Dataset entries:
____

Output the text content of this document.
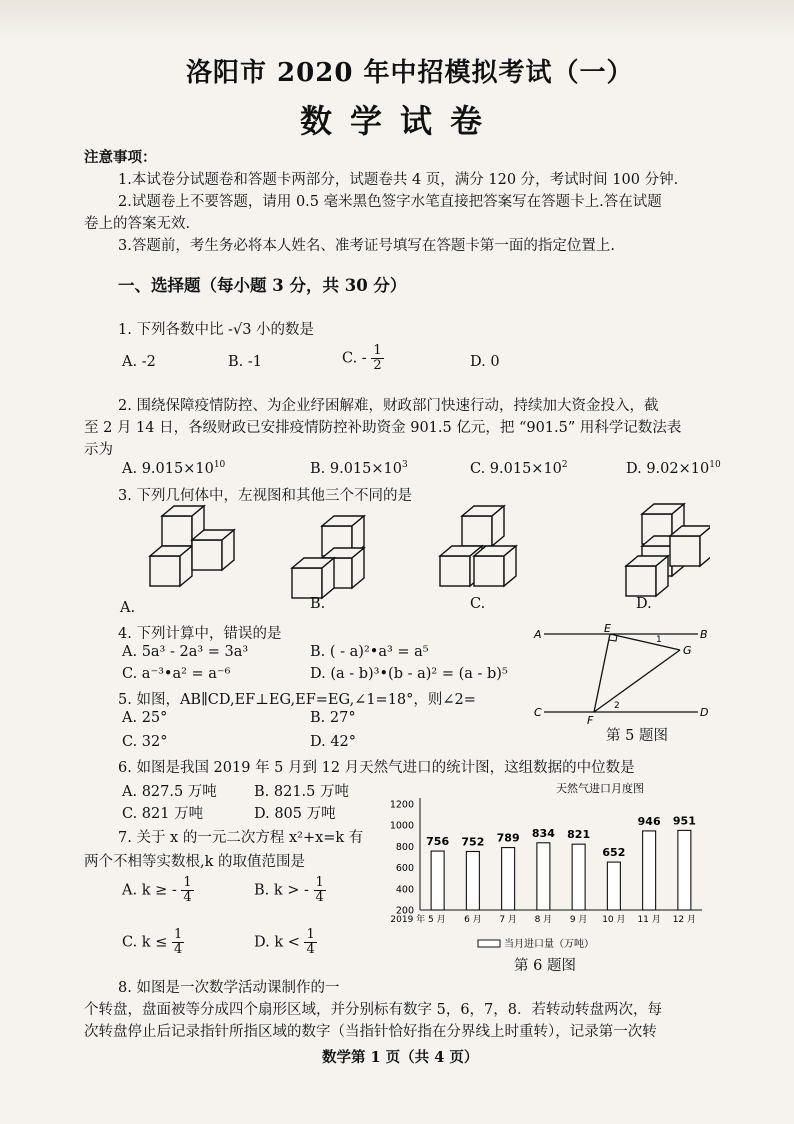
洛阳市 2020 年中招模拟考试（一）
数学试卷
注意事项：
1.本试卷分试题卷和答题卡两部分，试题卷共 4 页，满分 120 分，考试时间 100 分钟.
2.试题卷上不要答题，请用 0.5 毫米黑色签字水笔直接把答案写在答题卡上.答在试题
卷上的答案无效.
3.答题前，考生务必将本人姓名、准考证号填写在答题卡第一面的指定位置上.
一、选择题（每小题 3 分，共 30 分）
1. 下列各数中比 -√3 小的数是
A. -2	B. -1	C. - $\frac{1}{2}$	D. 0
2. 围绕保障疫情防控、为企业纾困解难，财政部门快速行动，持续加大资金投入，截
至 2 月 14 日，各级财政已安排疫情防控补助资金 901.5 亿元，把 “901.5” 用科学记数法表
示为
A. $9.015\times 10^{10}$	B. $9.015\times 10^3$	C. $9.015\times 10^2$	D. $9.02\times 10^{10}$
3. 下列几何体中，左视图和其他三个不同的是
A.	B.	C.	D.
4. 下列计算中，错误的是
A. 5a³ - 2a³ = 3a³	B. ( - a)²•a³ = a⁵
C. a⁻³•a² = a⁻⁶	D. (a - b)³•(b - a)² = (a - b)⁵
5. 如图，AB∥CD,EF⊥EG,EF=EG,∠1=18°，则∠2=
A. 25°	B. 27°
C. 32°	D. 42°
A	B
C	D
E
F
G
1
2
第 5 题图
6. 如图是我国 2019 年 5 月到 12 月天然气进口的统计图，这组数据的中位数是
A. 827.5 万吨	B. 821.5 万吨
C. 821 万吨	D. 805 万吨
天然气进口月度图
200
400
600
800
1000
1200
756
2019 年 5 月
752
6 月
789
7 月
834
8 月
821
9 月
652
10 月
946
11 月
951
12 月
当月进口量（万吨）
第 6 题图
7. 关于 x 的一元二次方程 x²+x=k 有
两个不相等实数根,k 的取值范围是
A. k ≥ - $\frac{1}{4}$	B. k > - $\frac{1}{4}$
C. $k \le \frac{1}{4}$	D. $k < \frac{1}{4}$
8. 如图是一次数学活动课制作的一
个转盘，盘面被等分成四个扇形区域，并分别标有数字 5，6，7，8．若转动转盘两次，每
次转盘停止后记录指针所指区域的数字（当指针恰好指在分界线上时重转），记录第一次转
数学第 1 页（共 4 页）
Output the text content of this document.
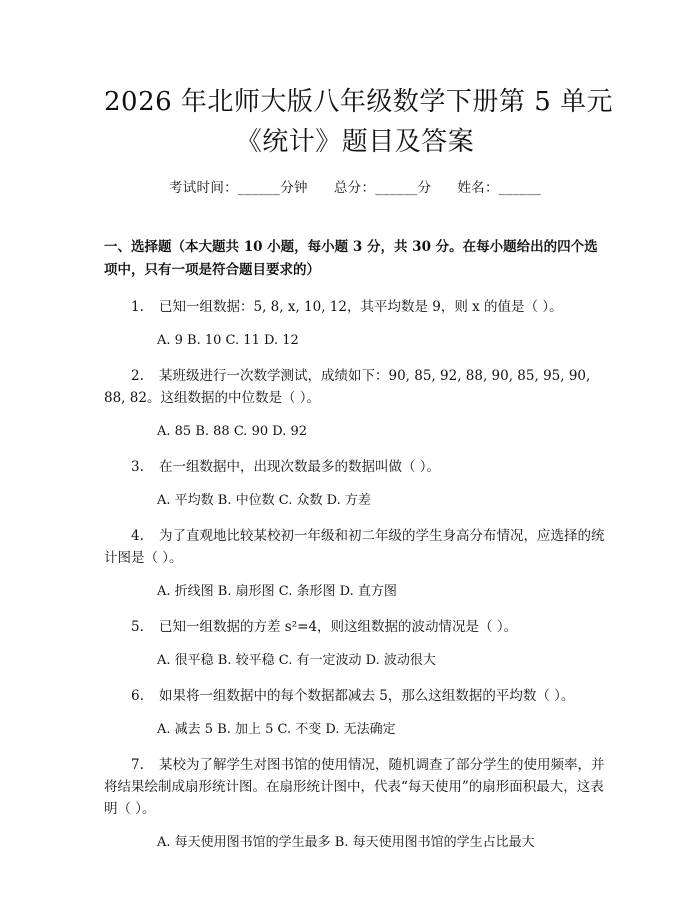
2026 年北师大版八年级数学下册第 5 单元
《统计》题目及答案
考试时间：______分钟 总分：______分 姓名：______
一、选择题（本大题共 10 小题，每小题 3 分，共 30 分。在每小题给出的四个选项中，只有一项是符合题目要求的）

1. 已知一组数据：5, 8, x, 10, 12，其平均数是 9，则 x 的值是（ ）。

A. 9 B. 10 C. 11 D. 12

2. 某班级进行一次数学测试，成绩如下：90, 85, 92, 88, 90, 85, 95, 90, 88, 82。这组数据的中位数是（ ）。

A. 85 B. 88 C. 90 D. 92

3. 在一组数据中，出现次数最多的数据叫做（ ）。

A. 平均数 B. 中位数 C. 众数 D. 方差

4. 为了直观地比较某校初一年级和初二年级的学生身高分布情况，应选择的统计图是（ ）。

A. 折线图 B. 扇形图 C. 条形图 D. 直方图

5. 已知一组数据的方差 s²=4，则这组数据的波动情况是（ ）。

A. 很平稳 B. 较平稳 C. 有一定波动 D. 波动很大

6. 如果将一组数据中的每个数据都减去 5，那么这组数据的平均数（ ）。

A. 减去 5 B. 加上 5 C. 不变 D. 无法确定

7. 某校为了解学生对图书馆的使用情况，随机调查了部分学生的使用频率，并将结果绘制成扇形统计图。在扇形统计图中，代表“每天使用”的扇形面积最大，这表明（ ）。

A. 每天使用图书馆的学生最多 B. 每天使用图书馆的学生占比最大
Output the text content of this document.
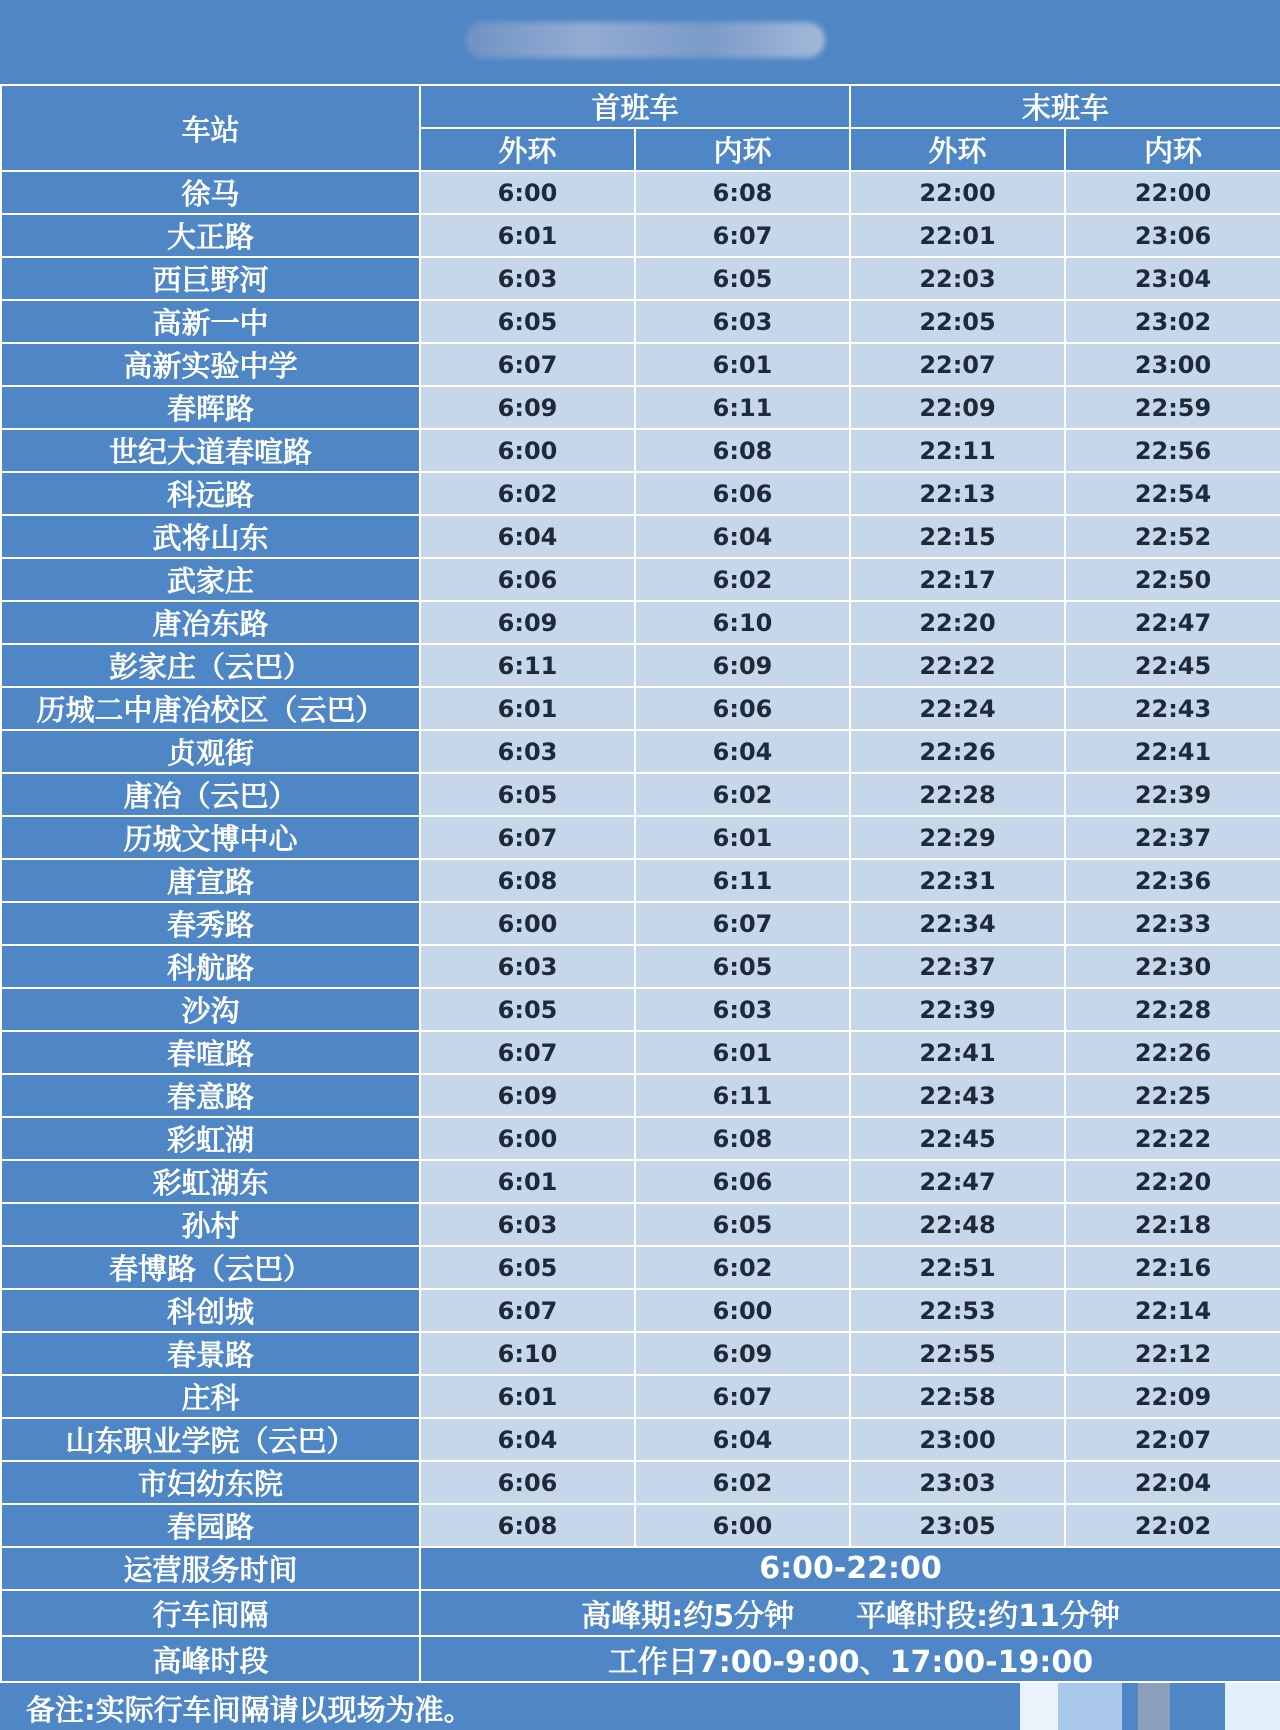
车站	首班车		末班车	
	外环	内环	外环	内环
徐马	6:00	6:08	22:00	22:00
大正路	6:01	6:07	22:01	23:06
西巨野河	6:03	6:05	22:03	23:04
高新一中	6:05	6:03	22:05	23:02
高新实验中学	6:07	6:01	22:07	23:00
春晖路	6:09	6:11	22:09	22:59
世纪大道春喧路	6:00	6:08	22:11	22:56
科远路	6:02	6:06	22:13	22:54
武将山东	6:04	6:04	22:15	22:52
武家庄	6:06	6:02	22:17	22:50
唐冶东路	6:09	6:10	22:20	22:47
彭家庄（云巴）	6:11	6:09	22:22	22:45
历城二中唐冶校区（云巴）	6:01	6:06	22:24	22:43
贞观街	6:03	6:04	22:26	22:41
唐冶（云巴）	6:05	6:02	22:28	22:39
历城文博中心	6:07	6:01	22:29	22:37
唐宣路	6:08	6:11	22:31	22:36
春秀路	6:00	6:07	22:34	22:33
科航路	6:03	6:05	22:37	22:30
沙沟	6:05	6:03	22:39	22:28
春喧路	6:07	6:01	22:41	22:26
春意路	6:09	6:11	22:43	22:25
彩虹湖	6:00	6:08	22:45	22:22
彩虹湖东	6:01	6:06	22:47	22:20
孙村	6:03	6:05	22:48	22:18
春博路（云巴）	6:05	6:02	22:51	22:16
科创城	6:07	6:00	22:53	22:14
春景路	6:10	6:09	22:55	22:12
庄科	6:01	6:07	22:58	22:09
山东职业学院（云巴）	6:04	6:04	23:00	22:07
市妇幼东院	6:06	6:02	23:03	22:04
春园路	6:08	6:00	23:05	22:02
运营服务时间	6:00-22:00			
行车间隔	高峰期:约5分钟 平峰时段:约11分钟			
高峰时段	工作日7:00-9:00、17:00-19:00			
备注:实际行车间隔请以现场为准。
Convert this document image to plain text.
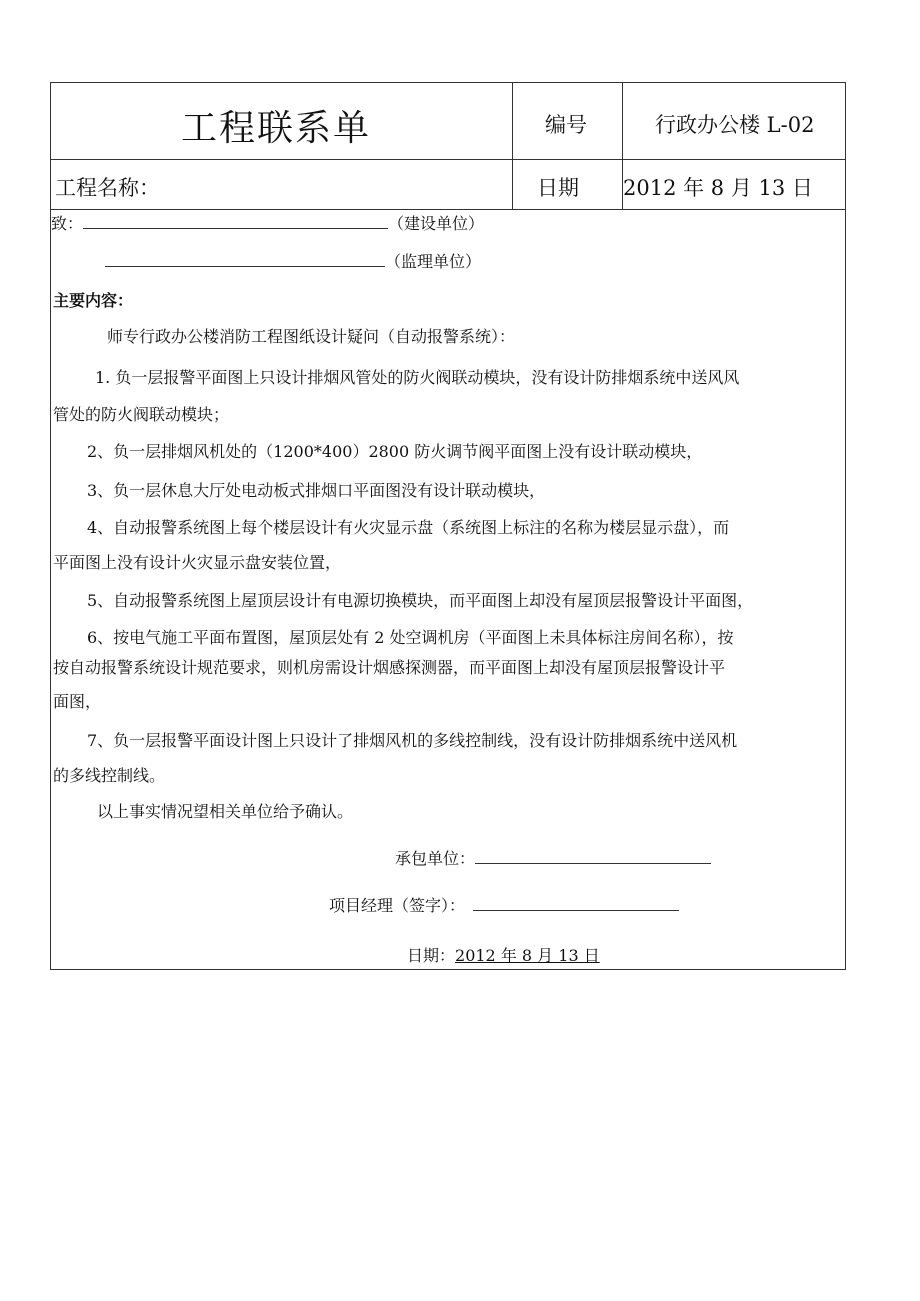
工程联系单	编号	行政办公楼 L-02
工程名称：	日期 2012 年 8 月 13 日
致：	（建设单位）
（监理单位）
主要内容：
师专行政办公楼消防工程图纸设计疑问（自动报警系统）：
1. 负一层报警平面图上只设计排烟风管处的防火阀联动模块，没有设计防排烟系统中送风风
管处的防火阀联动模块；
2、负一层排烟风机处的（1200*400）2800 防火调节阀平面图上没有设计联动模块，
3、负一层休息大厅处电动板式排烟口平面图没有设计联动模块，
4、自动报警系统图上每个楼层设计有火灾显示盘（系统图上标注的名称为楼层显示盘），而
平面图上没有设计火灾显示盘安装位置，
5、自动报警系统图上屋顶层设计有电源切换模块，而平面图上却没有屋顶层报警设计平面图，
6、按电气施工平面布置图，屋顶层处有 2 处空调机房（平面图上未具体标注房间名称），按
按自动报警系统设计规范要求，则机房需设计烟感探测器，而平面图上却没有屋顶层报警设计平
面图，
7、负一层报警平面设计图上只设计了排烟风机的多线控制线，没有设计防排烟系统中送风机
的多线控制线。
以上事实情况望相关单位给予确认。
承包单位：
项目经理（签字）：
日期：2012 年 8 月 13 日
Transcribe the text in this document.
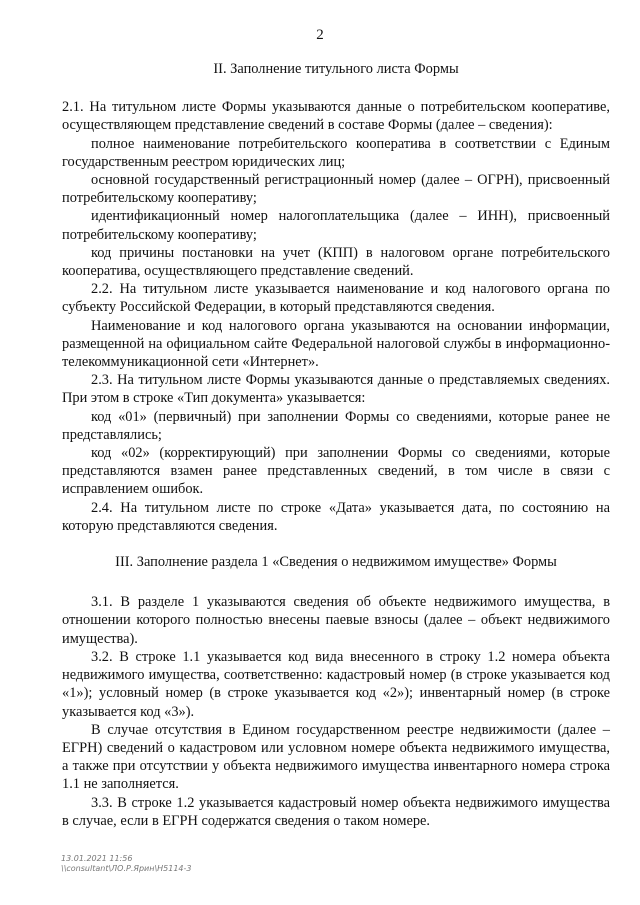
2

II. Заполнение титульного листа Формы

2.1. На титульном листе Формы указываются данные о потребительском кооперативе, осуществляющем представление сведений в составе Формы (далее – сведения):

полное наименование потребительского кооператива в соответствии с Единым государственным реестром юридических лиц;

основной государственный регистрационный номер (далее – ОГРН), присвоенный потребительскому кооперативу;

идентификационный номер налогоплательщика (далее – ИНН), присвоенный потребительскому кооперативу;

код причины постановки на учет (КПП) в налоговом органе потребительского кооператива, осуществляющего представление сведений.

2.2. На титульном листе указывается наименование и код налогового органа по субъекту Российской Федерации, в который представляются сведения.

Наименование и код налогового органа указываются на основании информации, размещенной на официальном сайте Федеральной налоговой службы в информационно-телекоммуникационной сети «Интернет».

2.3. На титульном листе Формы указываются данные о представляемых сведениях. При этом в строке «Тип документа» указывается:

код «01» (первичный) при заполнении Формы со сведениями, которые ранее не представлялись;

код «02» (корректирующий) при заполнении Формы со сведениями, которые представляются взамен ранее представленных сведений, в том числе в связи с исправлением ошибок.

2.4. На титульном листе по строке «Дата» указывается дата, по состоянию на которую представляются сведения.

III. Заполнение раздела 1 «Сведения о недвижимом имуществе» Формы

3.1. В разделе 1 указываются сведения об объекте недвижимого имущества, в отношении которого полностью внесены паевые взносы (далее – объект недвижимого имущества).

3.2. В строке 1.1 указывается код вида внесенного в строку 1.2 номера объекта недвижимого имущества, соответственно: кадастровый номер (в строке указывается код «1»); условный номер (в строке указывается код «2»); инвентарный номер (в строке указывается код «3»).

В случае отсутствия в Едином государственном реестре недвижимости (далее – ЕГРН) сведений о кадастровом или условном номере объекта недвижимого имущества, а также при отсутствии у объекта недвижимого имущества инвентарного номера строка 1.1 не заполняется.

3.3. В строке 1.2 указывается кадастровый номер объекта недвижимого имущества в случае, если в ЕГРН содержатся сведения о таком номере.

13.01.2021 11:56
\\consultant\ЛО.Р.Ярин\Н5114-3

____

Go through the material and copy out every line with "строке" in it.

**Solution:**
2.3. На титульном листе Формы указываются данные о представляемых сведениях. При этом в строке «Тип документа» указывается:
2.4. На титульном листе по строке «Дата» указывается дата, по состоянию на которую представляются сведения.
3.2. В строке 1.1 указывается код вида внесенного в строку 1.2 номера объекта недвижимого имущества, соответственно: кадастровый номер (в строке указывается код «1»); условный номер (в строке указывается код «2»); инвентарный номер (в строке указывается код «3»).
3.3. В строке 1.2 указывается кадастровый номер объекта недвижимого имущества в случае, если в ЕГРН содержатся сведения о таком номере.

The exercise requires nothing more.